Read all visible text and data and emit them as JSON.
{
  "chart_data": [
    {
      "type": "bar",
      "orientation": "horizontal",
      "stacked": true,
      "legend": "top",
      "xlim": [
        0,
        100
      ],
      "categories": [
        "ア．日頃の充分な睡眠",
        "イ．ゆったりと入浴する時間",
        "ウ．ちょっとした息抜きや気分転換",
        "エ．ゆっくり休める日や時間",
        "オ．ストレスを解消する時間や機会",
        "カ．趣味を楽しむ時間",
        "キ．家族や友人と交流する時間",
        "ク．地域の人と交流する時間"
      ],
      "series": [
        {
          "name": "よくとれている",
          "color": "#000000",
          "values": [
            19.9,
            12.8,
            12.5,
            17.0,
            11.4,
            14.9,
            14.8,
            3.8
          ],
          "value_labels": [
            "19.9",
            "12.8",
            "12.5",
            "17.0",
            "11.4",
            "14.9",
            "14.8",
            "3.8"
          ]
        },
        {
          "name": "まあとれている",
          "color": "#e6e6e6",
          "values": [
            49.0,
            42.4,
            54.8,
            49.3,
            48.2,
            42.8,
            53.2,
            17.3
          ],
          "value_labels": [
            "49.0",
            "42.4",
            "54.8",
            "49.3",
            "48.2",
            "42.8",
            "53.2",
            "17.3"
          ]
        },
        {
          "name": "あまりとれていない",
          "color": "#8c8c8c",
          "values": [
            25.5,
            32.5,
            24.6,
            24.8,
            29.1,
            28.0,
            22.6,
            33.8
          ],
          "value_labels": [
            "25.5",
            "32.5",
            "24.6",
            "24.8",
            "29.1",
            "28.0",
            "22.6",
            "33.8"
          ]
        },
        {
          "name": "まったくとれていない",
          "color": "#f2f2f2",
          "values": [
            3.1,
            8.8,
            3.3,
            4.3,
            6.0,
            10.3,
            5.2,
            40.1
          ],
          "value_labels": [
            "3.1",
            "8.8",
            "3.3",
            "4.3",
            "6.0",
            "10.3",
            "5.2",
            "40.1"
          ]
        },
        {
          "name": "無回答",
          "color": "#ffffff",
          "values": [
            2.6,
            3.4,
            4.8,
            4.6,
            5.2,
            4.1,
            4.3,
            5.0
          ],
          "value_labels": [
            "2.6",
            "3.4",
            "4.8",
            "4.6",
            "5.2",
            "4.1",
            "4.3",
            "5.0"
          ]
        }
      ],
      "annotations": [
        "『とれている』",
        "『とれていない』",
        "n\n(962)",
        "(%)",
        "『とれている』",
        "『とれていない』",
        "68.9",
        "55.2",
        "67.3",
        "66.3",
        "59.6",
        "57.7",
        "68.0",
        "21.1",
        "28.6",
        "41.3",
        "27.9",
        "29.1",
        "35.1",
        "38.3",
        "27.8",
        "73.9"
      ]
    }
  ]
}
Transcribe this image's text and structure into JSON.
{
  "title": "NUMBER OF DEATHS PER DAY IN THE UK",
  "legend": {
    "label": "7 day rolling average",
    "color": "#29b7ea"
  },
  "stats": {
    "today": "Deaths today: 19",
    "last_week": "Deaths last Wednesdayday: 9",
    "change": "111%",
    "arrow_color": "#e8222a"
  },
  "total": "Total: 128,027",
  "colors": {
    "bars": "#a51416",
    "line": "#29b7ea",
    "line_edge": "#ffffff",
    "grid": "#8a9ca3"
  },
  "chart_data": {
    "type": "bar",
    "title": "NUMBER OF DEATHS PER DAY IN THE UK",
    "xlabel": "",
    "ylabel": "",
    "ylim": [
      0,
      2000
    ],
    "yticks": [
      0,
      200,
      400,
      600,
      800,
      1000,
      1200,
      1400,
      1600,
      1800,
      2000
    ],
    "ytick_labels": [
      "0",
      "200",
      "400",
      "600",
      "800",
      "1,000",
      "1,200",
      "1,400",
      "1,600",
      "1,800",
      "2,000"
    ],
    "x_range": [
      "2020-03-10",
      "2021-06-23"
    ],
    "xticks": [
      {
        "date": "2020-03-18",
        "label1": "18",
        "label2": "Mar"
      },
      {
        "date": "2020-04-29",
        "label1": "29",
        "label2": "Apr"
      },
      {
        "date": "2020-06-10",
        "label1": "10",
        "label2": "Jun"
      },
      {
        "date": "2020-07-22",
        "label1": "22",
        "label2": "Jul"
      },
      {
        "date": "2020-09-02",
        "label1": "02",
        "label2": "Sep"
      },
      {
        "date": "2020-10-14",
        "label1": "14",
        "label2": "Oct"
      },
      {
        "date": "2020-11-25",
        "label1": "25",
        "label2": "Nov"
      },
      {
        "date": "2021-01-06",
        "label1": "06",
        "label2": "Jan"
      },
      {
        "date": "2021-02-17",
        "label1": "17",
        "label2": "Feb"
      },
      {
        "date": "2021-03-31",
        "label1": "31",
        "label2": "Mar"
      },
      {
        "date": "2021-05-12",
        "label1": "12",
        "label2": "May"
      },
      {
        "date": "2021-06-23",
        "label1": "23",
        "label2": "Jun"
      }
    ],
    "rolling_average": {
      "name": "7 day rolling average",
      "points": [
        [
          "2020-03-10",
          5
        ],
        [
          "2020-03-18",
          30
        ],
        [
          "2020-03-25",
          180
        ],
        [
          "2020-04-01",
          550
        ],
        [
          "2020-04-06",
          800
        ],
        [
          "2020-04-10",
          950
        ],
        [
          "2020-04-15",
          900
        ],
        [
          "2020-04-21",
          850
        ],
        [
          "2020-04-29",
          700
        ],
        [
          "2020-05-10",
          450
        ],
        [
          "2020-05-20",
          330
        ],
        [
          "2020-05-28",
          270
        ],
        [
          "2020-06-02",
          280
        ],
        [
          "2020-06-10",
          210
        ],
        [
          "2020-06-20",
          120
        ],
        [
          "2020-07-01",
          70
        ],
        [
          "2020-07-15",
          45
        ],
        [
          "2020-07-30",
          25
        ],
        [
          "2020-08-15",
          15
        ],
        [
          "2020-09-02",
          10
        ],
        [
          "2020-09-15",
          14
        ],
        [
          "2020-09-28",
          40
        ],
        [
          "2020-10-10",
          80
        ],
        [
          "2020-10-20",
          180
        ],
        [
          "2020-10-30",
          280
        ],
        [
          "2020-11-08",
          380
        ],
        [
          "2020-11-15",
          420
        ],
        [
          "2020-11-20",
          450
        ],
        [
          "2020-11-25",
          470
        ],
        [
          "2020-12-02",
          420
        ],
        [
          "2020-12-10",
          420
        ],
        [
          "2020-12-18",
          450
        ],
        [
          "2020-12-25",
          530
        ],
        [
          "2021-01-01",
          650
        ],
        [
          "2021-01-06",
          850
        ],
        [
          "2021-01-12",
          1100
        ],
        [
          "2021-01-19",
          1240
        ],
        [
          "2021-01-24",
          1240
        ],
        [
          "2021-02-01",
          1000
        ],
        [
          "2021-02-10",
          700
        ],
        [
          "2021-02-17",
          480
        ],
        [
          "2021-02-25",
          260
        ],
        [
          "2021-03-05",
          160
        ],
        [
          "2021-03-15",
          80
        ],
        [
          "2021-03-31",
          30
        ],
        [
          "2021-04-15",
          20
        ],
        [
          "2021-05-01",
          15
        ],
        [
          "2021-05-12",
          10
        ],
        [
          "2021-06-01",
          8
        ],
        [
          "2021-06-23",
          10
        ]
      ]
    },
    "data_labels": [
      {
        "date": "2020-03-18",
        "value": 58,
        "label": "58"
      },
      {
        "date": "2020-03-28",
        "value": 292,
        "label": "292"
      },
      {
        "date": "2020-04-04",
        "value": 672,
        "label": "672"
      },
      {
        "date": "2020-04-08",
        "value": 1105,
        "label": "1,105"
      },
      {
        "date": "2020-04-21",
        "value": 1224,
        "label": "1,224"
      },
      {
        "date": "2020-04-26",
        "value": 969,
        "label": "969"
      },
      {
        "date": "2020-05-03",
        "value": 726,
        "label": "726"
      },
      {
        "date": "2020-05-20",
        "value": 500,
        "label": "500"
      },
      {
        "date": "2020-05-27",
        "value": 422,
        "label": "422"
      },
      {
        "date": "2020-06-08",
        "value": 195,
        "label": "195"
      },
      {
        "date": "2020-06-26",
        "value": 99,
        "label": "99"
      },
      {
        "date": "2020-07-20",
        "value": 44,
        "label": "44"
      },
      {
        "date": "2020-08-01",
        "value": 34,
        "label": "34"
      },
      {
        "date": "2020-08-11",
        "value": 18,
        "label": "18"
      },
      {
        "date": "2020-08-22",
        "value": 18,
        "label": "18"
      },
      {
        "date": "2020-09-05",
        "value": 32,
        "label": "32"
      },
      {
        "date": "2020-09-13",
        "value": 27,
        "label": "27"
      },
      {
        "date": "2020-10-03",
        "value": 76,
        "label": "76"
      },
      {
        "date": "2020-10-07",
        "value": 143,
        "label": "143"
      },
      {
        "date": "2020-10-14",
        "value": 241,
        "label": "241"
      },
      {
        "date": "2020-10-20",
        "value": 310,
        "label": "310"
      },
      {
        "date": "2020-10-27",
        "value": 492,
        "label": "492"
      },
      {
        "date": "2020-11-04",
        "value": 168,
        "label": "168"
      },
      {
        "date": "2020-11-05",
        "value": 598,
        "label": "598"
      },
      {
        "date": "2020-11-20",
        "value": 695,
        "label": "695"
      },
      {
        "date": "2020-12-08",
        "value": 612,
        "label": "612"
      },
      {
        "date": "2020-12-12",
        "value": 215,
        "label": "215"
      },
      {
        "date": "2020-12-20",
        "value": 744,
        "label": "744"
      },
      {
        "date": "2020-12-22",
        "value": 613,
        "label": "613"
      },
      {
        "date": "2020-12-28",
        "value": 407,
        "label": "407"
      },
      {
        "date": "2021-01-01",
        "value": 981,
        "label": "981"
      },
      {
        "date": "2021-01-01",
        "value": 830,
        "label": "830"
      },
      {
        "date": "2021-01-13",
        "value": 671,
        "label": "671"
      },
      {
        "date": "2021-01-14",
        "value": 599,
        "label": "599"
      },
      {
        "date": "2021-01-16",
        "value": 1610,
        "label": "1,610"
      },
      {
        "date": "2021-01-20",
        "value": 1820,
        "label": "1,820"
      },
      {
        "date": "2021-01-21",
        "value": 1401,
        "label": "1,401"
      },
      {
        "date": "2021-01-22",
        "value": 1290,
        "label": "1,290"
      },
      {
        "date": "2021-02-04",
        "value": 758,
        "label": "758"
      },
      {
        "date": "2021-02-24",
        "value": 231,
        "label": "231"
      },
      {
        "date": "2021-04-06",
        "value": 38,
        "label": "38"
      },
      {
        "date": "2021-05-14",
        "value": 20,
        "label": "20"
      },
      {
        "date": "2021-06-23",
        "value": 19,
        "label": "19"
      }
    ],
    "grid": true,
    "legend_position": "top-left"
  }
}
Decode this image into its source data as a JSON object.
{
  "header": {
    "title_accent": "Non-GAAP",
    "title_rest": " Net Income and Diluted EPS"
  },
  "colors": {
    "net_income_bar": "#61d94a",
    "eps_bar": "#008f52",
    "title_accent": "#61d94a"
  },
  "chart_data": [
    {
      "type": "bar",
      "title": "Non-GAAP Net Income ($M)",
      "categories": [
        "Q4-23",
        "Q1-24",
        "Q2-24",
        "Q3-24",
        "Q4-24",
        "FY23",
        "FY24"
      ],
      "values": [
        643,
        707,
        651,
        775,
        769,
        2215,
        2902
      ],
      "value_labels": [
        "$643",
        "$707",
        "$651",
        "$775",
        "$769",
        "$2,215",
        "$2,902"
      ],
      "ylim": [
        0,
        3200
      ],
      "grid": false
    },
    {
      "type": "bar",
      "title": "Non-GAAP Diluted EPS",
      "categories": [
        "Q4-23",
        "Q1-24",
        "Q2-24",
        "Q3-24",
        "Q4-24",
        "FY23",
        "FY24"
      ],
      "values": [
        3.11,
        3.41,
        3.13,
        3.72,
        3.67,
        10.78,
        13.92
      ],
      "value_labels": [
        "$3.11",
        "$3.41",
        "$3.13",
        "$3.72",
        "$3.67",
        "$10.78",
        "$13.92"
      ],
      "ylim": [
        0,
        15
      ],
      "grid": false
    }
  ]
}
────────────────────
Exercise:
Provide only the count of lines in the data above that include the string "image".

Solution:
2